● **MATERIAL FOR THE TASK**
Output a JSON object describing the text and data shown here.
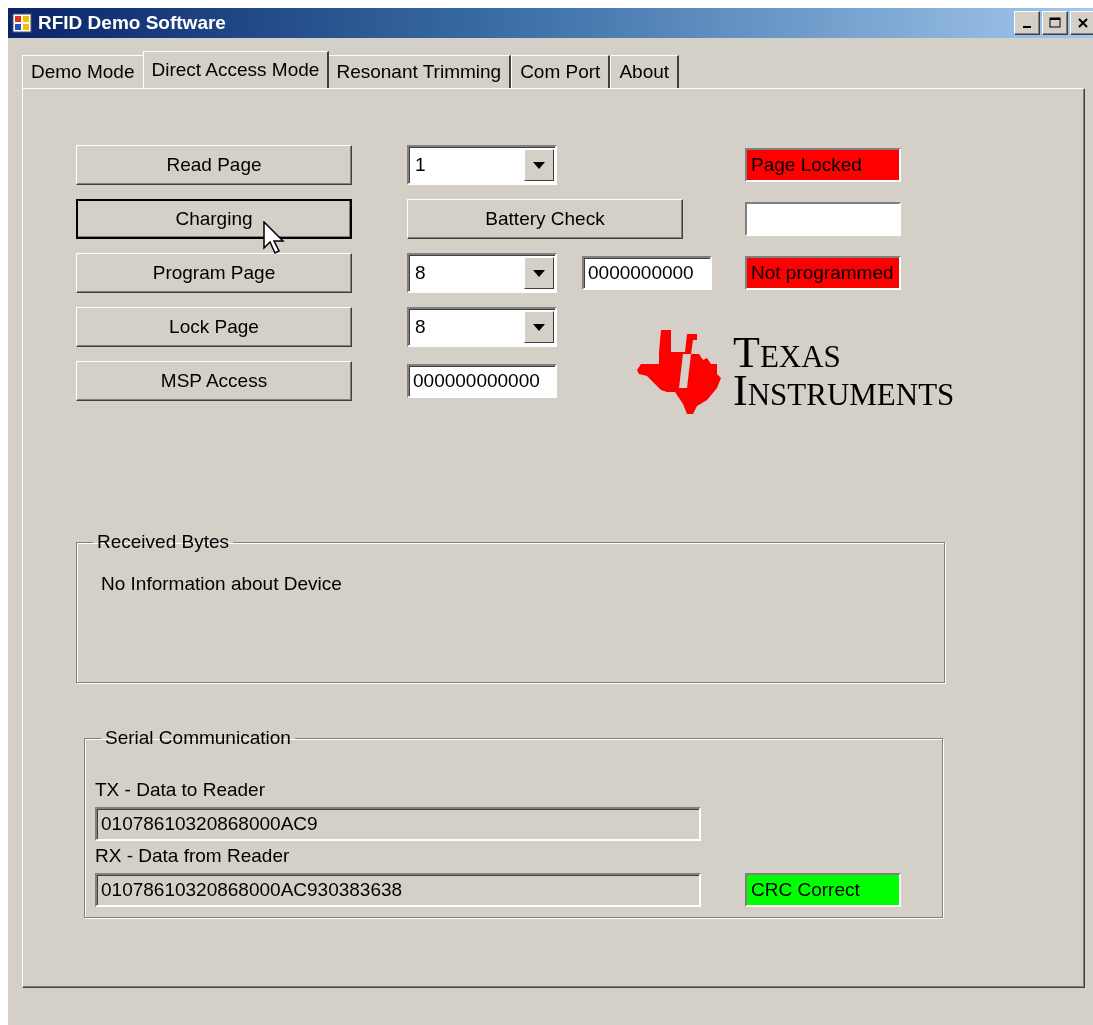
{
  "window": {
    "title": "RFID Demo Software"
  },
  "tabs": [
    {
      "label": "Demo Mode",
      "selected": false
    },
    {
      "label": "Direct Access Mode",
      "selected": true
    },
    {
      "label": "Resonant Trimming",
      "selected": false
    },
    {
      "label": "Com Port",
      "selected": false
    },
    {
      "label": "About",
      "selected": false
    }
  ],
  "rows": [
    {
      "button": {
        "label": "Read Page",
        "focused": false
      },
      "combo": {
        "value": "1"
      },
      "status": {
        "text": "Page Locked",
        "color": "#ff0000"
      }
    },
    {
      "button": {
        "label": "Charging",
        "focused": true
      },
      "wide_button": {
        "label": "Battery Check"
      },
      "status": {
        "color": "#ffffff"
      }
    },
    {
      "button": {
        "label": "Program Page",
        "focused": false
      },
      "combo": {
        "value": "8"
      },
      "field": {
        "value": "0000000000"
      },
      "status": {
        "text": "Not programmed",
        "color": "#ff0000"
      }
    },
    {
      "button": {
        "label": "Lock Page",
        "focused": false
      },
      "combo": {
        "value": "8"
      }
    },
    {
      "button": {
        "label": "MSP Access",
        "focused": false
      },
      "field": {
        "value": "000000000000"
      }
    }
  ],
  "logo": {
    "line1": "Texas",
    "line2": "Instruments"
  },
  "received_bytes": {
    "title": "Received Bytes",
    "text": "No Information about Device"
  },
  "serial": {
    "title": "Serial Communication",
    "tx_label": "TX - Data to Reader",
    "tx": "01078610320868000AC9",
    "rx_label": "RX - Data from Reader",
    "rx": "01078610320868000AC930383638",
    "crc": {
      "text": "CRC Correct",
      "color": "#00ff00"
    }
  }
}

● **YOUR TASK**
Repeat the data exactly, without the pictures.

● **TASK OUTPUT**
Output a JSON object describing the text and data shown here.
{
  "window": {
    "title": "RFID Demo Software"
  },
  "tabs": [
    {
      "label": "Demo Mode",
      "selected": false
    },
    {
      "label": "Direct Access Mode",
      "selected": true
    },
    {
      "label": "Resonant Trimming",
      "selected": false
    },
    {
      "label": "Com Port",
      "selected": false
    },
    {
      "label": "About",
      "selected": false
    }
  ],
  "rows": [
    {
      "button": {
        "label": "Read Page",
        "focused": false
      },
      "combo": {
        "value": "1"
      },
      "status": {
        "text": "Page Locked",
        "color": "#ff0000"
      }
    },
    {
      "button": {
        "label": "Charging",
        "focused": true
      },
      "wide_button": {
        "label": "Battery Check"
      },
      "status": {
        "color": "#ffffff"
      }
    },
    {
      "button": {
        "label": "Program Page",
        "focused": false
      },
      "combo": {
        "value": "8"
      },
      "field": {
        "value": "0000000000"
      },
      "status": {
        "text": "Not programmed",
        "color": "#ff0000"
      }
    },
    {
      "button": {
        "label": "Lock Page",
        "focused": false
      },
      "combo": {
        "value": "8"
      }
    },
    {
      "button": {
        "label": "MSP Access",
        "focused": false
      },
      "field": {
        "value": "000000000000"
      }
    }
  ],
  "logo": {
    "line1": "Texas",
    "line2": "Instruments"
  },
  "received_bytes": {
    "title": "Received Bytes",
    "text": "No Information about Device"
  },
  "serial": {
    "title": "Serial Communication",
    "tx_label": "TX - Data to Reader",
    "tx": "01078610320868000AC9",
    "rx_label": "RX - Data from Reader",
    "rx": "01078610320868000AC930383638",
    "crc": {
      "text": "CRC Correct",
      "color": "#00ff00"
    }
  }
}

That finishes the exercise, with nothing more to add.